■ **AIM**: Return each line containing "JSON".

■ **Recorded data**:
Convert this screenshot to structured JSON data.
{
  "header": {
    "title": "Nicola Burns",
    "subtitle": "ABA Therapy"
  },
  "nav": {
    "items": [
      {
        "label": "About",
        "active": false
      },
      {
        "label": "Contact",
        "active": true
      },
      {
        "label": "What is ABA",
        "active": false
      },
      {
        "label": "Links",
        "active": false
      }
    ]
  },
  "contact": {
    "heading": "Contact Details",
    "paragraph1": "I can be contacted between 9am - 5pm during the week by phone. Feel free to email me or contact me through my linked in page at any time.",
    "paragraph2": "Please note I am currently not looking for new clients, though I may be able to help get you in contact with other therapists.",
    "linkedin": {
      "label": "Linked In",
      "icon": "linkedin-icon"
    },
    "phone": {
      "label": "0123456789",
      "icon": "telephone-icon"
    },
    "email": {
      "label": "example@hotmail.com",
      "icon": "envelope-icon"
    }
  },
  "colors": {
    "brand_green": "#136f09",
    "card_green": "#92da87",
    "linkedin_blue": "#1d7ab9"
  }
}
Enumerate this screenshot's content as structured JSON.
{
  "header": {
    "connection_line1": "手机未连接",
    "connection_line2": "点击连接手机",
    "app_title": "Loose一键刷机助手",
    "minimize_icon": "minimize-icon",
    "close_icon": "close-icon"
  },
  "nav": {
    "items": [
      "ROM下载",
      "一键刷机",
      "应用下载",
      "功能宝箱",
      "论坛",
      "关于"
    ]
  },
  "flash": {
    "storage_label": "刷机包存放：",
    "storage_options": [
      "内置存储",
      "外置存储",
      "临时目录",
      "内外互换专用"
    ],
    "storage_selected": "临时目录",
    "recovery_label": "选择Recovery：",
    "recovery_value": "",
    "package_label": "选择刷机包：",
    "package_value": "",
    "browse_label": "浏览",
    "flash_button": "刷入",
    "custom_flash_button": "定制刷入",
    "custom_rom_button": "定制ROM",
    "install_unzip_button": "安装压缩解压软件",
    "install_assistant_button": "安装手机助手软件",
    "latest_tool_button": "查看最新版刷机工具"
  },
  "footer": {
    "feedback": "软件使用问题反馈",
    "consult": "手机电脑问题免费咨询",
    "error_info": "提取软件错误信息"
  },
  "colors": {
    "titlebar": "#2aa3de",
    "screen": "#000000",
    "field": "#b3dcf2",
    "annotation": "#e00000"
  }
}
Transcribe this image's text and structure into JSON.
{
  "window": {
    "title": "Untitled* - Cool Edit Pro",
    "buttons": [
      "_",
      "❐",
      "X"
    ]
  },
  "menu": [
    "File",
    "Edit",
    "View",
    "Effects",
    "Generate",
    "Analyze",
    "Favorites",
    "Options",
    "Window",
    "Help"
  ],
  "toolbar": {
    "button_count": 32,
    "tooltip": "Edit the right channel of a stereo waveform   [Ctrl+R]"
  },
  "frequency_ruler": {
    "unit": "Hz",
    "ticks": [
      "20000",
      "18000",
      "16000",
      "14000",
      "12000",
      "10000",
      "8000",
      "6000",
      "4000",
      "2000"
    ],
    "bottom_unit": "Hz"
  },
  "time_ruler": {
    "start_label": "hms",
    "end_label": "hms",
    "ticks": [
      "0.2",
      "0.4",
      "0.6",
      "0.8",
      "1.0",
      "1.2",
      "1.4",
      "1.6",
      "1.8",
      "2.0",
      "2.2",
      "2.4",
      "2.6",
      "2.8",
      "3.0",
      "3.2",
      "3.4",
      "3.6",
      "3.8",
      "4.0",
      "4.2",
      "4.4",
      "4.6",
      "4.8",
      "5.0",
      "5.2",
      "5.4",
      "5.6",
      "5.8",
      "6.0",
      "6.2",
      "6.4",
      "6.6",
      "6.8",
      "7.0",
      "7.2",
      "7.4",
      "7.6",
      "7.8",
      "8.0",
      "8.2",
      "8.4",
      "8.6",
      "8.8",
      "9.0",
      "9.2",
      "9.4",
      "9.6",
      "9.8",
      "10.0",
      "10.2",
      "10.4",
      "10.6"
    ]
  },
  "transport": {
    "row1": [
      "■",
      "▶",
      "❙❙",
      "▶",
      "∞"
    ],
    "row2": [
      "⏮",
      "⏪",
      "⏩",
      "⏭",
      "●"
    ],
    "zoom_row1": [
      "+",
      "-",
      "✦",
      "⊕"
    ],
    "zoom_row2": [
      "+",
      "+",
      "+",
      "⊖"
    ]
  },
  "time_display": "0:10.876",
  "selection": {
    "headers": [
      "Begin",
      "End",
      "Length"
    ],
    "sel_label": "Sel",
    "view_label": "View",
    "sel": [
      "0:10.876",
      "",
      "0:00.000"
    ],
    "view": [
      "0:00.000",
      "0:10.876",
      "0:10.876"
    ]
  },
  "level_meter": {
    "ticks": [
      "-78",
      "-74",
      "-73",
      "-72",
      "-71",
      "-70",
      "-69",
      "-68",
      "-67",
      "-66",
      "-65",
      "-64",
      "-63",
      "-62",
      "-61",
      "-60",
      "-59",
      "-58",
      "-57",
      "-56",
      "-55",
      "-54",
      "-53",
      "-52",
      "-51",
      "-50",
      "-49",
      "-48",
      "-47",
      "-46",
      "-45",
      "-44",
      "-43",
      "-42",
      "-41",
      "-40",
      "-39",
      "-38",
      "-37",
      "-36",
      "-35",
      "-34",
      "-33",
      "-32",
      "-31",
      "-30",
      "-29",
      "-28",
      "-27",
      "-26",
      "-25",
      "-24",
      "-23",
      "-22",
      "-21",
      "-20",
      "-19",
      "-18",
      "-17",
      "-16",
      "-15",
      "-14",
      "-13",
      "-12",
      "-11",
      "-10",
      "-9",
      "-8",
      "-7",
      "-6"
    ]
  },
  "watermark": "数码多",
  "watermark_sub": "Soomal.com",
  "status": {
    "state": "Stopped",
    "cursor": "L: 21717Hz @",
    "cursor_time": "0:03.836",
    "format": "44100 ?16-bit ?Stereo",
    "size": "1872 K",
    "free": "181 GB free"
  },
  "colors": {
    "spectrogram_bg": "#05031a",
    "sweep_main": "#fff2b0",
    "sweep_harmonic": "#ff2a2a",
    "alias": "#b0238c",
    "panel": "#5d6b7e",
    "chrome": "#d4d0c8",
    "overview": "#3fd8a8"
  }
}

...

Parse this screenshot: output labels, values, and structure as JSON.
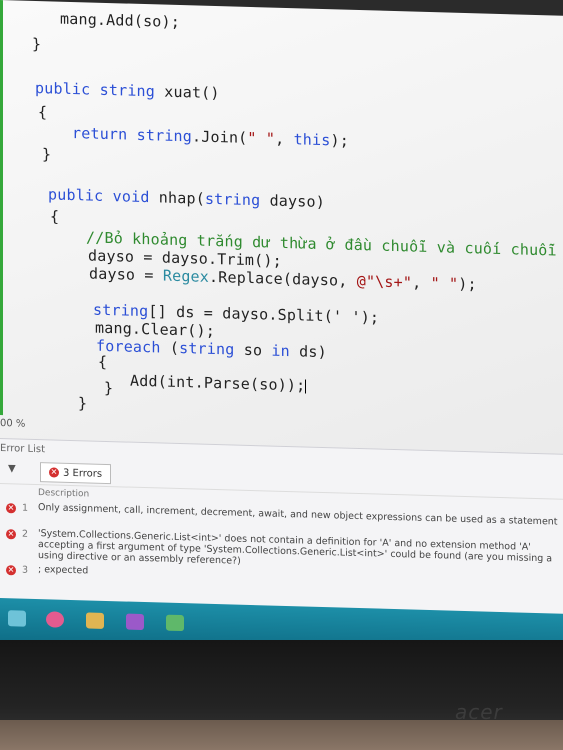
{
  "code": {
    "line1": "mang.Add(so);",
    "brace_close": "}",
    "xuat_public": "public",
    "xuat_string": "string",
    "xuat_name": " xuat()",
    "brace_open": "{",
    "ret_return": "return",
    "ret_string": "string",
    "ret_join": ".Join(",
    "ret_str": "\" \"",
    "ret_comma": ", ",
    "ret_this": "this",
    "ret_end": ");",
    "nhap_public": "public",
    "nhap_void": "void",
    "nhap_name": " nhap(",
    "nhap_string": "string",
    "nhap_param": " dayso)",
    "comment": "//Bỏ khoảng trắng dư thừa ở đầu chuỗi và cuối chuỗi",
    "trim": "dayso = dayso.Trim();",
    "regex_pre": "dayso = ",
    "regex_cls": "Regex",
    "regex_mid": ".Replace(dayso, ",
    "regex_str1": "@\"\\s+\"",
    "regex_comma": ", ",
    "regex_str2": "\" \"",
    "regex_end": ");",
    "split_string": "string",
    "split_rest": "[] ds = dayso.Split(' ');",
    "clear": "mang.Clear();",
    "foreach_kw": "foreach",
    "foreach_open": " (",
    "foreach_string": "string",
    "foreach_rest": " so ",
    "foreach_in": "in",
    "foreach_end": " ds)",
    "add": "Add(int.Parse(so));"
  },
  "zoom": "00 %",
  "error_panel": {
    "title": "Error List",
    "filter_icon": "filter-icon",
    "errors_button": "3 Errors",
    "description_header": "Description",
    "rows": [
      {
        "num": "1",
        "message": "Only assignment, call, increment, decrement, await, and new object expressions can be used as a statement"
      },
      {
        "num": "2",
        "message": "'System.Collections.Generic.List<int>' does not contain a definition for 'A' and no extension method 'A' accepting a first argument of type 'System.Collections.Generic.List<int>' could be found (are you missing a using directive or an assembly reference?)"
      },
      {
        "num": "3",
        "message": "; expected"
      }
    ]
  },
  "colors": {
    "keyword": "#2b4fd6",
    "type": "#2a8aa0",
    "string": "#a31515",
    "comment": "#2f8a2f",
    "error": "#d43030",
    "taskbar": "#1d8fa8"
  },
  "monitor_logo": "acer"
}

...

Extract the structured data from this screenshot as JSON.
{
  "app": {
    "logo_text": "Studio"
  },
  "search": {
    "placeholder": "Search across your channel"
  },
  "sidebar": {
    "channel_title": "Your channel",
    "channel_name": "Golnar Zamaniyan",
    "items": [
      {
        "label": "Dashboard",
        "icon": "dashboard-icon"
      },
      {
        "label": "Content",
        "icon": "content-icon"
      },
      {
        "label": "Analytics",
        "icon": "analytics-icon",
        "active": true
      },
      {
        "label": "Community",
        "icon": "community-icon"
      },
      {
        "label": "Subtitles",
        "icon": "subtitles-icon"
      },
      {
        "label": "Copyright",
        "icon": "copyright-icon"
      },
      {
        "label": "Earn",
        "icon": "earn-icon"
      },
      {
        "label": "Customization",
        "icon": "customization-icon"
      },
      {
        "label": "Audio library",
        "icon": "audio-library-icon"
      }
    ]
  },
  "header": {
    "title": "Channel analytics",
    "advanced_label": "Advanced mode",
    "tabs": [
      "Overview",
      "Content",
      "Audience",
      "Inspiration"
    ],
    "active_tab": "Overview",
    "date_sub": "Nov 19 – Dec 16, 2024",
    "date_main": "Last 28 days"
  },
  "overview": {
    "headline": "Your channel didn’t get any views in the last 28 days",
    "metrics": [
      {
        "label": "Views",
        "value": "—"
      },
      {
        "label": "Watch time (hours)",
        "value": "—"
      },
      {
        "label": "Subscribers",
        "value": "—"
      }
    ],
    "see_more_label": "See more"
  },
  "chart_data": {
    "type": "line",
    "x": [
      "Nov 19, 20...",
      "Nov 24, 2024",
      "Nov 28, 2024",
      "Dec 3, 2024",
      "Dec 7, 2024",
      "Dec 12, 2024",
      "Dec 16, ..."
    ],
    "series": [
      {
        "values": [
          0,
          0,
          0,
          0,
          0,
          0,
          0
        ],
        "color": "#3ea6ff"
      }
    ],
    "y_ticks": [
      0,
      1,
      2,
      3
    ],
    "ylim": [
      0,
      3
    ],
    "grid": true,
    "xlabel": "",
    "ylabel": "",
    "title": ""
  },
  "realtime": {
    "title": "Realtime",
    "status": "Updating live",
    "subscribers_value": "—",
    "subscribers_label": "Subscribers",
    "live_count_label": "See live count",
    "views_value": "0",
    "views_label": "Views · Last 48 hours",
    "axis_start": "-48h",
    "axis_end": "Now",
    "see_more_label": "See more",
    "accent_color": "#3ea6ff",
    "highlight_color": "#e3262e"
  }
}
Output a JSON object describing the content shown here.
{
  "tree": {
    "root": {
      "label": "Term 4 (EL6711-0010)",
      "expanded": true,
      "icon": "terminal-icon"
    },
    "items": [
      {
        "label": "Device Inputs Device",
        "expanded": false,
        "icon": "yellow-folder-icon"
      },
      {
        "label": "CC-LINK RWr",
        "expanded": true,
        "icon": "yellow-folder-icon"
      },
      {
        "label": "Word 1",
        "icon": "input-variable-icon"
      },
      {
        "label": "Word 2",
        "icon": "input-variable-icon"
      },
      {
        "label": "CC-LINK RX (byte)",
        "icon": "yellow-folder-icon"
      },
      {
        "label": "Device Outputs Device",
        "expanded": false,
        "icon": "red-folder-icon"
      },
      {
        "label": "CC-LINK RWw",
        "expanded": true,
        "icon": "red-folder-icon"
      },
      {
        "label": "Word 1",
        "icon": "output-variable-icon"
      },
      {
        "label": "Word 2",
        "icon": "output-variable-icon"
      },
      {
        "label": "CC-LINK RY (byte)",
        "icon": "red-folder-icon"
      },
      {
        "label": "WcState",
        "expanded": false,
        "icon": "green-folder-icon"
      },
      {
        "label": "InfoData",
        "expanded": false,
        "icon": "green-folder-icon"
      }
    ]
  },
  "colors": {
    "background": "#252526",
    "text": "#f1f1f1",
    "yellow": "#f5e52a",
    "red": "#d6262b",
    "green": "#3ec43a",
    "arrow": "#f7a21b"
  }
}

■ **EXERCISE ANSWER**:
Convert this screenshot to structured JSON data.
Enumerate this screenshot's content as structured JSON.
Transcribe this image's text and structure into JSON.
Parse this screenshot: output labels, values, and structure as JSON.
Extract the structured data from this screenshot as JSON.
Output a JSON object describing the content shown here.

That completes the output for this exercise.